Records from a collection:

• • •

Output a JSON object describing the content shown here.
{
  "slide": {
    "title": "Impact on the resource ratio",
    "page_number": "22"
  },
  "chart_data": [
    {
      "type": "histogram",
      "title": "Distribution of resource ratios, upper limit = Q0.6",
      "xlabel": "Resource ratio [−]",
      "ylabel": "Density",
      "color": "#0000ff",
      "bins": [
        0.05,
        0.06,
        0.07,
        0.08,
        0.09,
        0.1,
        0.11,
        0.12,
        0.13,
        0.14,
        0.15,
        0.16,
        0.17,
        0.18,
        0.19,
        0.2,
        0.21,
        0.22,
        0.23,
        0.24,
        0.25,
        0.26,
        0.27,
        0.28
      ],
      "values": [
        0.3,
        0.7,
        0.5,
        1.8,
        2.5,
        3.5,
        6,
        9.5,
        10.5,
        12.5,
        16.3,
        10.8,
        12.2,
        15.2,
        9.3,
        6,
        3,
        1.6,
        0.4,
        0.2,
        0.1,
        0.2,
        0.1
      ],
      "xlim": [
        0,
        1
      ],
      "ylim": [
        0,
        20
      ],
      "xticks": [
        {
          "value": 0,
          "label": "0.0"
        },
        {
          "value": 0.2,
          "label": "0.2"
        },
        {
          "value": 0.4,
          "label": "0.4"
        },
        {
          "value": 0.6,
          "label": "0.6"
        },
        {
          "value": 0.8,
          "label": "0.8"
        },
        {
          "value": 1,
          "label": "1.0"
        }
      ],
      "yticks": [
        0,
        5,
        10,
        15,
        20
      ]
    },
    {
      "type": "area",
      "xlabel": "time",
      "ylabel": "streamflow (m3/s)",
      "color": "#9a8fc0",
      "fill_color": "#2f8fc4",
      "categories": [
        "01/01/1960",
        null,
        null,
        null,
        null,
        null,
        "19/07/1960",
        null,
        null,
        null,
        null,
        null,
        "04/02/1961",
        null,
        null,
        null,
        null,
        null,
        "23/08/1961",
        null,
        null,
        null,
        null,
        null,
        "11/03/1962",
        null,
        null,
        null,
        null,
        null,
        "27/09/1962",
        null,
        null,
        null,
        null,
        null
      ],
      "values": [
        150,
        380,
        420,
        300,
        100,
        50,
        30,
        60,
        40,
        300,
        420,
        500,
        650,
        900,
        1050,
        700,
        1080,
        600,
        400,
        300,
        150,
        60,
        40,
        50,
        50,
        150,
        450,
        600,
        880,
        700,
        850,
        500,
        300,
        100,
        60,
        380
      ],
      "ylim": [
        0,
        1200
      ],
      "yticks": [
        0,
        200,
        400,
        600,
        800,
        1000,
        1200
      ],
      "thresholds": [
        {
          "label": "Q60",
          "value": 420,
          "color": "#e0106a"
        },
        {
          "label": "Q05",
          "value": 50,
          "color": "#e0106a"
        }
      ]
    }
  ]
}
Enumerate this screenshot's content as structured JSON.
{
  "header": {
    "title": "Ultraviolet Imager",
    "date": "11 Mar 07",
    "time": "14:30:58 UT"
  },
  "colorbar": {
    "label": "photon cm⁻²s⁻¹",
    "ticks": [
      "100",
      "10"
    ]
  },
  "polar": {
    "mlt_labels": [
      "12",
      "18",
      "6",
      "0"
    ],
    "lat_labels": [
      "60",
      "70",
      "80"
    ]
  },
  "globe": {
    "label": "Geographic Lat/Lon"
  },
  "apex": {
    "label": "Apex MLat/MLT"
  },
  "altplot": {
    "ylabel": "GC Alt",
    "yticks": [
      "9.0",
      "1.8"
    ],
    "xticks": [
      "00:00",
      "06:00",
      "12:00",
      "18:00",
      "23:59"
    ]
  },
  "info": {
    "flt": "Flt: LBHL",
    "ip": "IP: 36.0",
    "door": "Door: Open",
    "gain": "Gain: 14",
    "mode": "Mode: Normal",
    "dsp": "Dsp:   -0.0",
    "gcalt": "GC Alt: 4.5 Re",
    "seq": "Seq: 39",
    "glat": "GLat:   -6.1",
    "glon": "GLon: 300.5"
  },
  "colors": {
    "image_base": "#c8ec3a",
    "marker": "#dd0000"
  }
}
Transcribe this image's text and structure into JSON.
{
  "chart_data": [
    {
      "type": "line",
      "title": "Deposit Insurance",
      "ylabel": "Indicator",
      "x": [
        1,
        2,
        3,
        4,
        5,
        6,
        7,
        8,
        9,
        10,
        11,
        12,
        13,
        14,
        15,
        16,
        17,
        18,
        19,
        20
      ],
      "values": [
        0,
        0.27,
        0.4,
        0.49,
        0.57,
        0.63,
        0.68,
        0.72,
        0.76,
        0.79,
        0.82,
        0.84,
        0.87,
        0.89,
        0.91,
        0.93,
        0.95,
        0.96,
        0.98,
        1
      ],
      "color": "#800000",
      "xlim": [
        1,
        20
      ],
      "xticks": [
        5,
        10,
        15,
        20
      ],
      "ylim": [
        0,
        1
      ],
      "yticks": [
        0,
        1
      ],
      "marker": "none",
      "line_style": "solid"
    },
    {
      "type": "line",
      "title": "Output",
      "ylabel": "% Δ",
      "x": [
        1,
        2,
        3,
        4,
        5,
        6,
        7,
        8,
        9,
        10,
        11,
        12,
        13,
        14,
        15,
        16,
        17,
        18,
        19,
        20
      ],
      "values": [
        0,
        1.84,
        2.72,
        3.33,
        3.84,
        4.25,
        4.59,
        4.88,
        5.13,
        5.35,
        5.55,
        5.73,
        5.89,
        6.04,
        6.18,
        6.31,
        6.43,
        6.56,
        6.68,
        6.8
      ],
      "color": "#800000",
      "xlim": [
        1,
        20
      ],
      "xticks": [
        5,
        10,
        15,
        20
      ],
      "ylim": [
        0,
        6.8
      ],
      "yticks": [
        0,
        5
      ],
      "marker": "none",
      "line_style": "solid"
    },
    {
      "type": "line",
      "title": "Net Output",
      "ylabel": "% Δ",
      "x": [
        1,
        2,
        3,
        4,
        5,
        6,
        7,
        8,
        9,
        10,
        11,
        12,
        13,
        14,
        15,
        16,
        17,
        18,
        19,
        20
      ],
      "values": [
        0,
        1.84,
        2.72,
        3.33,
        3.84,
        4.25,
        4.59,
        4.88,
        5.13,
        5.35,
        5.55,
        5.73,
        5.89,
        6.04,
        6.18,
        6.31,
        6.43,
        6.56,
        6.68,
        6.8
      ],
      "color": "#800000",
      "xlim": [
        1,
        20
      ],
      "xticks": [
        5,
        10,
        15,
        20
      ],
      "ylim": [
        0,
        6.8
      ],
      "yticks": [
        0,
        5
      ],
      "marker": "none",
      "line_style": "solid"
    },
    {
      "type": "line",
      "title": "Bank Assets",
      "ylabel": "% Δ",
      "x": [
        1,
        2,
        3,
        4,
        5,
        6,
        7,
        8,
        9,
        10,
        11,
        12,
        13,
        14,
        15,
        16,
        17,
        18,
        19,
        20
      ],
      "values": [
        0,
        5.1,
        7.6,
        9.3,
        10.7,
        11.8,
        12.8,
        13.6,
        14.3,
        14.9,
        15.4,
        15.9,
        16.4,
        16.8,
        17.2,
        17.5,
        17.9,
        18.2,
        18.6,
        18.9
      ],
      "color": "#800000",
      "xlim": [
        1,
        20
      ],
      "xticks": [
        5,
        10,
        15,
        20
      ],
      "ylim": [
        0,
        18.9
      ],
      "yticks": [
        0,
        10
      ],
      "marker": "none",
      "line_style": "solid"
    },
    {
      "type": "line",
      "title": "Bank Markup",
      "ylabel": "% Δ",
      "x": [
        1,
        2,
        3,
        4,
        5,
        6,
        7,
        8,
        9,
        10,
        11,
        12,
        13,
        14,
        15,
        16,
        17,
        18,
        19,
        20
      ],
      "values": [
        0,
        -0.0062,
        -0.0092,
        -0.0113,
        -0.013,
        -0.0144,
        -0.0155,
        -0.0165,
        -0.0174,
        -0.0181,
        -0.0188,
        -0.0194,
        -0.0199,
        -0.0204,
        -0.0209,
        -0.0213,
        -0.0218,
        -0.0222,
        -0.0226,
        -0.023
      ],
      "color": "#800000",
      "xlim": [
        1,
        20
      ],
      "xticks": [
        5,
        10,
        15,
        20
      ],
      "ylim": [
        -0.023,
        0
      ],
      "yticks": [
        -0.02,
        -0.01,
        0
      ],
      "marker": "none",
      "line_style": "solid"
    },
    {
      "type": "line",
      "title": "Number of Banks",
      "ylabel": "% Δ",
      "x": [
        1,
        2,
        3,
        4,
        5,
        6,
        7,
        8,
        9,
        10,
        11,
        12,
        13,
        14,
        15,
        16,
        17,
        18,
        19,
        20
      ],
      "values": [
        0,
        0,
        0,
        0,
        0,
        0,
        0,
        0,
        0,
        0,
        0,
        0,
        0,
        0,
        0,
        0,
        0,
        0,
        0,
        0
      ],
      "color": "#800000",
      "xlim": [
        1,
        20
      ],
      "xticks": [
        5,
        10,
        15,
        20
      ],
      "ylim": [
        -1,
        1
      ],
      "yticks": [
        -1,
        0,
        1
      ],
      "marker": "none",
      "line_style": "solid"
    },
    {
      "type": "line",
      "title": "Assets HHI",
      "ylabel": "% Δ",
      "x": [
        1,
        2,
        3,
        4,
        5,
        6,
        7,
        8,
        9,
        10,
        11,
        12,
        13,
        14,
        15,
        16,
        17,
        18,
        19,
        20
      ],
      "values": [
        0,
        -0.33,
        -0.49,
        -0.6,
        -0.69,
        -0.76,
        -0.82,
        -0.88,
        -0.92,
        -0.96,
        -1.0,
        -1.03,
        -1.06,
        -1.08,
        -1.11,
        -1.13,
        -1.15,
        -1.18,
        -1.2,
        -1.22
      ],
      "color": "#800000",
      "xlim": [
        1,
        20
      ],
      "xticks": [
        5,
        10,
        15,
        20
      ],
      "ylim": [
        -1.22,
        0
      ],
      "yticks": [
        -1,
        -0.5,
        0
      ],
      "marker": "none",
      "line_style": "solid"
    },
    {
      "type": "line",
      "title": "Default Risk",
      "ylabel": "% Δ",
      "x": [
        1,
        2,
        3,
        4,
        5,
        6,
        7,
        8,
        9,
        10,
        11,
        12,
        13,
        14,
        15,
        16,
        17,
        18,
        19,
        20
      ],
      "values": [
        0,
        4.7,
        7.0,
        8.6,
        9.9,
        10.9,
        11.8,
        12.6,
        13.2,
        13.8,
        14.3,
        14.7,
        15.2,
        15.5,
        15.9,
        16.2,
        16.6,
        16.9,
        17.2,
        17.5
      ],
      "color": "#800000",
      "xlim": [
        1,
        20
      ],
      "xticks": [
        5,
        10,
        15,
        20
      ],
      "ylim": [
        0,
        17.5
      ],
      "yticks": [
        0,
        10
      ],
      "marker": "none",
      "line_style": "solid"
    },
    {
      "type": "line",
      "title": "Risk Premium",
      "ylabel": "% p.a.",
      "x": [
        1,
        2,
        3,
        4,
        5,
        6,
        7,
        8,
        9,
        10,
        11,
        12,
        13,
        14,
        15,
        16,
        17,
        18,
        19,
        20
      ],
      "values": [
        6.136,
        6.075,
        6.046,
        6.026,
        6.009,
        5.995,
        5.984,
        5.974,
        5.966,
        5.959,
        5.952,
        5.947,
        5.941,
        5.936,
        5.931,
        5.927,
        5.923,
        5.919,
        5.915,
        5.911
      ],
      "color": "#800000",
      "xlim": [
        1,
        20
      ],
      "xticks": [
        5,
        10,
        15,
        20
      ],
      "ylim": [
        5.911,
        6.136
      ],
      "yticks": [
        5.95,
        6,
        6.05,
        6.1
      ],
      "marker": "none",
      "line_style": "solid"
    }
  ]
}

• • •

### Short task
State how many lines of the data include the word "content", with nothing else.

### Complete output
2